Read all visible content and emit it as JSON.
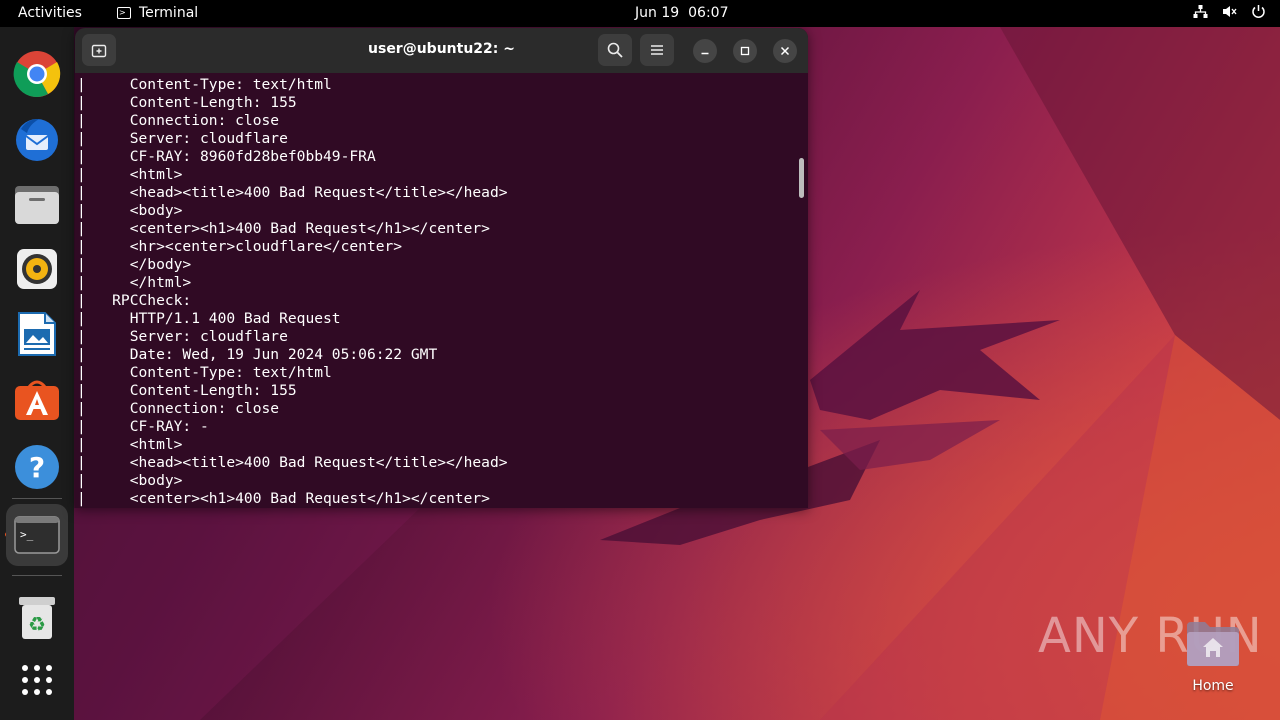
{
  "topbar": {
    "activities": "Activities",
    "app_name": "Terminal",
    "date": "Jun 19",
    "time": "06:07"
  },
  "dock": {
    "apps": [
      {
        "name": "Google Chrome",
        "icon": "chrome-icon"
      },
      {
        "name": "Thunderbird Mail",
        "icon": "thunderbird-icon"
      },
      {
        "name": "Files",
        "icon": "files-icon"
      },
      {
        "name": "Rhythmbox",
        "icon": "rhythmbox-icon"
      },
      {
        "name": "LibreOffice Writer",
        "icon": "writer-icon"
      },
      {
        "name": "Ubuntu Software",
        "icon": "software-icon"
      },
      {
        "name": "Help",
        "icon": "help-icon"
      },
      {
        "name": "Terminal",
        "icon": "terminal-icon"
      },
      {
        "name": "Trash",
        "icon": "trash-icon"
      },
      {
        "name": "Show Applications",
        "icon": "apps-grid-icon"
      }
    ],
    "accent": "#e95420"
  },
  "terminal": {
    "title": "user@ubuntu22: ~",
    "background": "#300a24",
    "lines": [
      "|     Content-Type: text/html",
      "|     Content-Length: 155",
      "|     Connection: close",
      "|     Server: cloudflare",
      "|     CF-RAY: 8960fd28bef0bb49-FRA",
      "|     <html>",
      "|     <head><title>400 Bad Request</title></head>",
      "|     <body>",
      "|     <center><h1>400 Bad Request</h1></center>",
      "|     <hr><center>cloudflare</center>",
      "|     </body>",
      "|     </html>",
      "|   RPCCheck:",
      "|     HTTP/1.1 400 Bad Request",
      "|     Server: cloudflare",
      "|     Date: Wed, 19 Jun 2024 05:06:22 GMT",
      "|     Content-Type: text/html",
      "|     Content-Length: 155",
      "|     Connection: close",
      "|     CF-RAY: -",
      "|     <html>",
      "|     <head><title>400 Bad Request</title></head>",
      "|     <body>",
      "|     <center><h1>400 Bad Request</h1></center>"
    ]
  },
  "desktop": {
    "home_label": "Home",
    "watermark": "ANY RUN"
  }
}
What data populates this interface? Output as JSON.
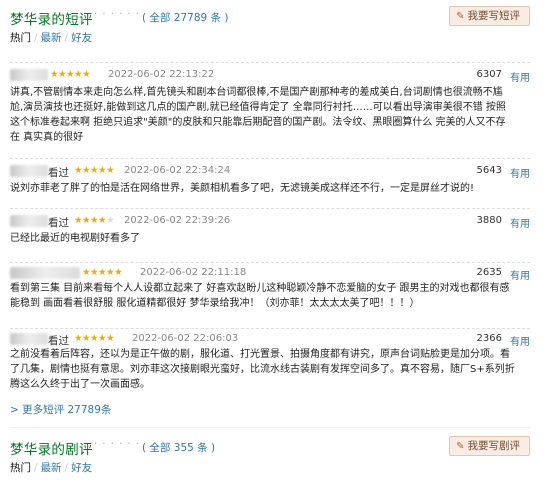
{
  "short_section": {
    "title": "梦华录的短评",
    "dots": "· · · · · ·",
    "count": "( 全部 27789 条 )",
    "write_button": "我要写短评",
    "tabs": {
      "hot": "热门",
      "sep": "/",
      "latest": "最新",
      "friends": "好友"
    }
  },
  "reviews": [
    {
      "user": "",
      "rating": 5,
      "time": "2022-06-02 22:13:22",
      "votes": "6307",
      "useful": "有用",
      "text": "讲真,不管剧情本来走向怎么样,首先镜头和剧本台词都很棒,不是国产剧那种考的差成美白,台词剧情也很流畅不尴尬,演员演技也还挺好,能做到这几点的国产剧,就已经值得肯定了 全靠同行衬托……可以看出导演审美很不错 按照这个标准卷起来啊 拒绝只追求\"美颜\"的皮肤和只能靠后期配音的国产剧。法令纹、黑眼圈算什么 完美的人又不存在 真实真的很好"
    },
    {
      "user": "看过",
      "rating": 5,
      "time": "2022-06-02 22:34:24",
      "votes": "5643",
      "useful": "有用",
      "text": "说刘亦菲老了胖了的怕是活在网络世界，美颜相机看多了吧，无滤镜美成这样还不行，一定是屏丝才说的!"
    },
    {
      "user": "看过",
      "rating": 4,
      "time": "2022-06-02 22:39:26",
      "votes": "3880",
      "useful": "有用",
      "text": "已经比最近的电视剧好看多了"
    },
    {
      "user": "",
      "rating": 5,
      "time": "2022-06-02 22:11:18",
      "votes": "2635",
      "useful": "有用",
      "text": "看到第三集 目前来看每个人人设都立起来了 好喜欢赵盼儿这种聪颖冷静不恋爱脑的女子 跟男主的对戏也都很有感 能稳到 画面看着很舒服 服化道精都很好 梦华录给我冲！（刘亦菲！太太太太美了吧！！！）"
    },
    {
      "user": "看过",
      "rating": 5,
      "time": "2022-06-02 22:06:03",
      "votes": "2366",
      "useful": "有用",
      "text": "之前没看着后阵容，还以为是正午做的剧，服化道、打光置景、拍摄角度都有讲究，原声台词贴脸更是加分项。看了几集，剧情也挺有意思。刘亦菲这次接剧眼光蛮好，比流水线古装剧有发挥空间多了。真不容易，随厂S+系列折腾这么久终于出了一次画面感。"
    }
  ],
  "more_short": "> 更多短评 27789条",
  "long_section": {
    "title": "梦华录的剧评",
    "dots": "· · · · · ·",
    "count": "( 全部 355 条 )",
    "write_button": "我要写剧评",
    "tabs": {
      "hot": "热门",
      "sep": "/",
      "latest": "最新",
      "friends": "好友"
    }
  },
  "colors": {
    "title_green": "#007722",
    "link_blue": "#3377aa",
    "star": "#f3a712",
    "button_bg": "#fbece3"
  }
}
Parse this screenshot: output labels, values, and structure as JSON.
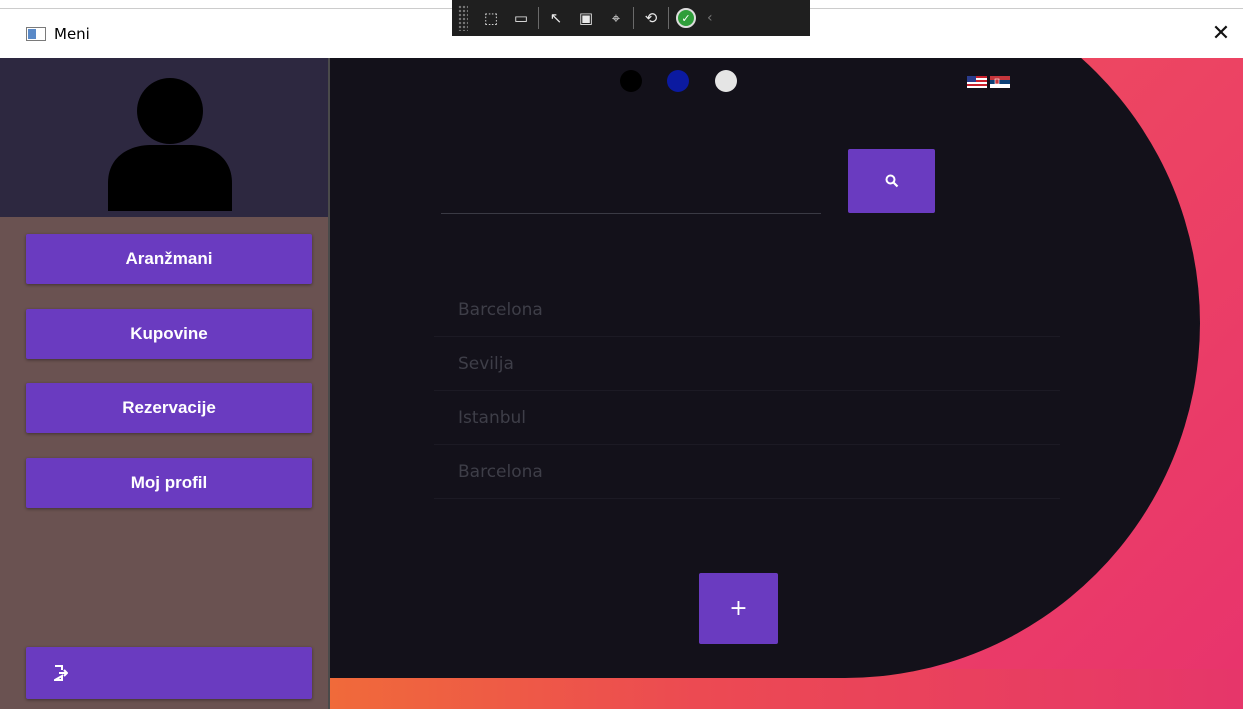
{
  "window": {
    "title": "Meni",
    "close_glyph": "✕"
  },
  "dev_toolbar": {
    "buttons": [
      "select-element-icon",
      "record-icon",
      "pointer-icon",
      "layout-icon",
      "inspect-icon",
      "refresh-icon",
      "check-icon",
      "chevron-left-icon"
    ],
    "glyphs": {
      "select": "⬚",
      "record": "▭",
      "pointer": "↖",
      "layout": "▣",
      "inspect": "⌖",
      "refresh": "⟲",
      "check": "✓",
      "chevron": "‹"
    }
  },
  "sidebar": {
    "buttons": [
      {
        "label": "Aranžmani"
      },
      {
        "label": "Kupovine"
      },
      {
        "label": "Rezervacije"
      },
      {
        "label": "Moj profil"
      }
    ],
    "logout_icon": "logout-icon"
  },
  "main": {
    "theme_dots": [
      "#000000",
      "#0b1aa0",
      "#e5e5e5"
    ],
    "flags": [
      "us-flag-icon",
      "serbia-flag-icon"
    ],
    "search": {
      "value": "",
      "icon": "search-icon"
    },
    "destinations": [
      "Barcelona",
      "Sevilja",
      "Istanbul",
      "Barcelona"
    ],
    "add_label": "+"
  },
  "colors": {
    "accent": "#6a3bc0",
    "sidebar_bg": "#6a5251",
    "avatar_bg": "#2d2840",
    "panel_bg": "#13111a",
    "gradient_start": "#f06a3a",
    "gradient_end": "#e6366a"
  }
}
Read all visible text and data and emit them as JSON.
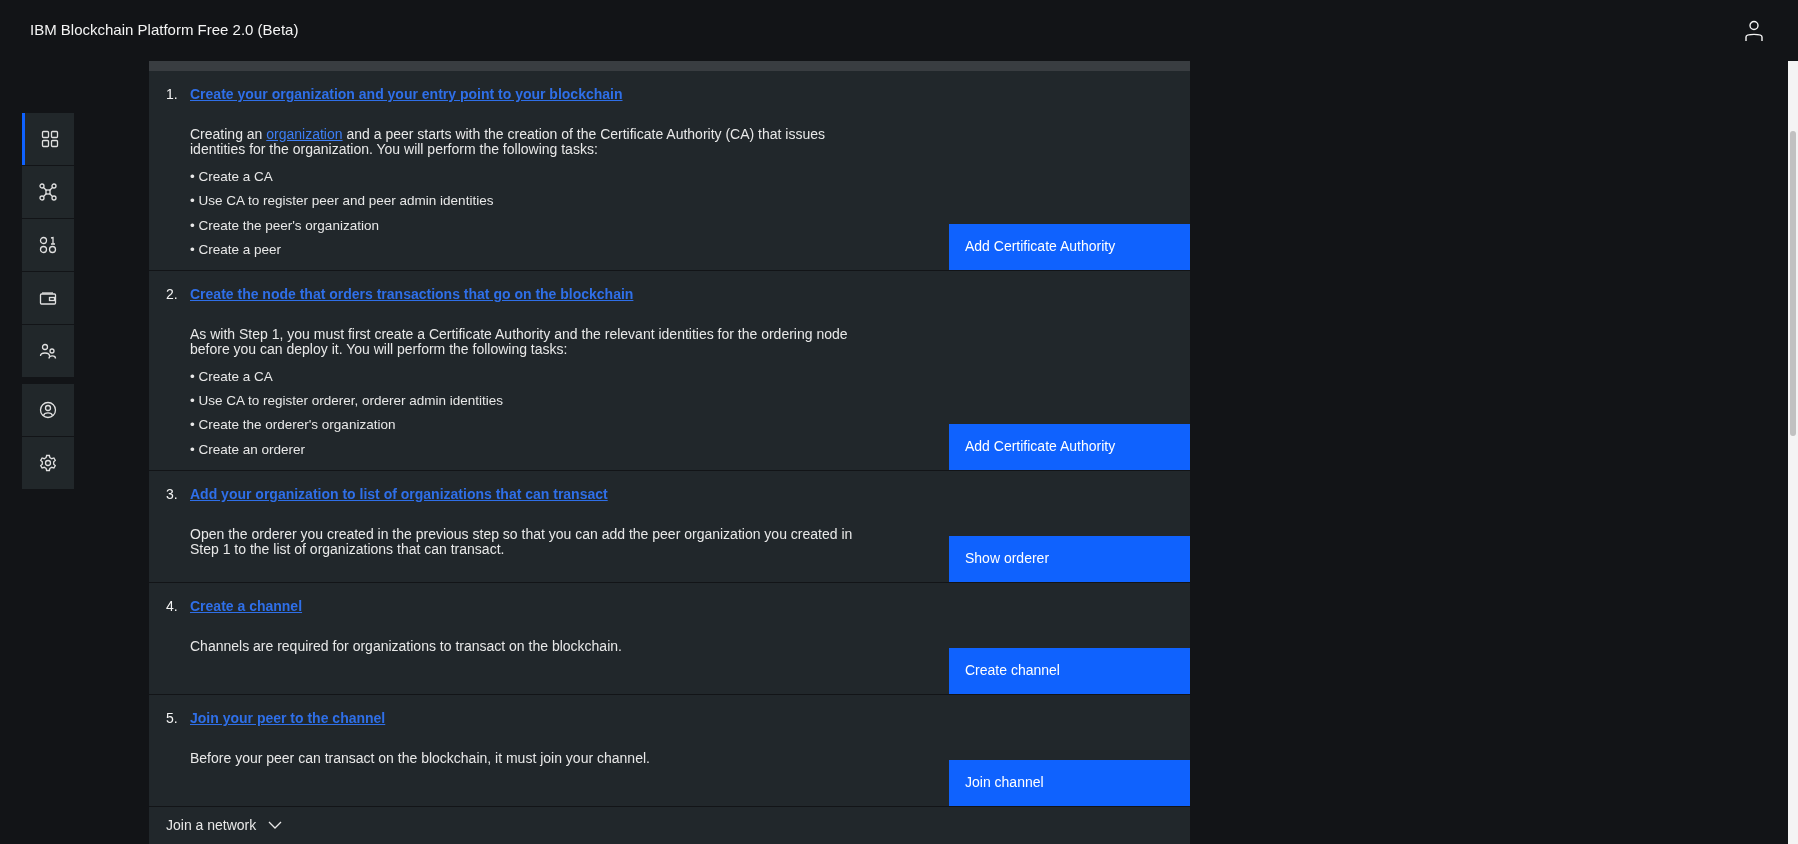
{
  "header": {
    "title": "IBM Blockchain Platform Free 2.0 (Beta)"
  },
  "sidebar": {
    "groups": [
      [
        {
          "kind": "grid",
          "selected": true
        },
        {
          "kind": "nodes",
          "selected": false
        },
        {
          "kind": "binary",
          "selected": false
        },
        {
          "kind": "wallet",
          "selected": false
        },
        {
          "kind": "users",
          "selected": false
        }
      ],
      [
        {
          "kind": "user",
          "selected": false
        },
        {
          "kind": "settings",
          "selected": false
        }
      ]
    ]
  },
  "steps": [
    {
      "number": "1.",
      "title": "Create your organization and your entry point to your blockchain",
      "description": [
        {
          "kind": "text",
          "text": "Creating an "
        },
        {
          "kind": "link",
          "text": "organization"
        },
        {
          "kind": "text",
          "text": " and a peer starts with the creation of the Certificate Authority (CA) that issues identities for the organization. You will perform the following tasks:"
        }
      ],
      "tasks": [
        "• Create a CA",
        "• Use CA to register peer and peer admin identities",
        "• Create the peer's organization",
        "• Create a peer"
      ],
      "button": "Add Certificate Authority"
    },
    {
      "number": "2.",
      "title": "Create the node that orders transactions that go on the blockchain",
      "description": [
        {
          "kind": "text",
          "text": "As with Step 1, you must first create a Certificate Authority and the relevant identities for the ordering node before you can deploy it. You will perform the following tasks:"
        }
      ],
      "tasks": [
        "• Create a CA",
        "• Use CA to register orderer, orderer admin identities",
        "• Create the orderer's organization",
        "• Create an orderer"
      ],
      "button": "Add Certificate Authority"
    },
    {
      "number": "3.",
      "title": "Add your organization to list of organizations that can transact",
      "description": [
        {
          "kind": "text",
          "text": "Open the orderer you created in the previous step so that you can add the peer organization you created in Step 1 to the list of organizations that can transact."
        }
      ],
      "button": "Show orderer"
    },
    {
      "number": "4.",
      "title": "Create a channel",
      "description": [
        {
          "kind": "text",
          "text": "Channels are required for organizations to transact on the blockchain."
        }
      ],
      "button": "Create channel"
    },
    {
      "number": "5.",
      "title": "Join your peer to the channel",
      "description": [
        {
          "kind": "text",
          "text": "Before your peer can transact on the blockchain, it must join your channel."
        }
      ],
      "button": "Join channel"
    }
  ],
  "footer_section": {
    "label": "Join a network",
    "expanded": false
  }
}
--------------------------------------------------
▸ **Problem details**
Filter for "following". Return all lines that hold it.

▸ **Result below**
          "text": " and a peer starts with the creation of the Certificate Authority (CA) that issues identities for the organization. You will perform the following tasks:"
          "text": "As with Step 1, you must first create a Certificate Authority and the relevant identities for the ordering node before you can deploy it. You will perform the following tasks:"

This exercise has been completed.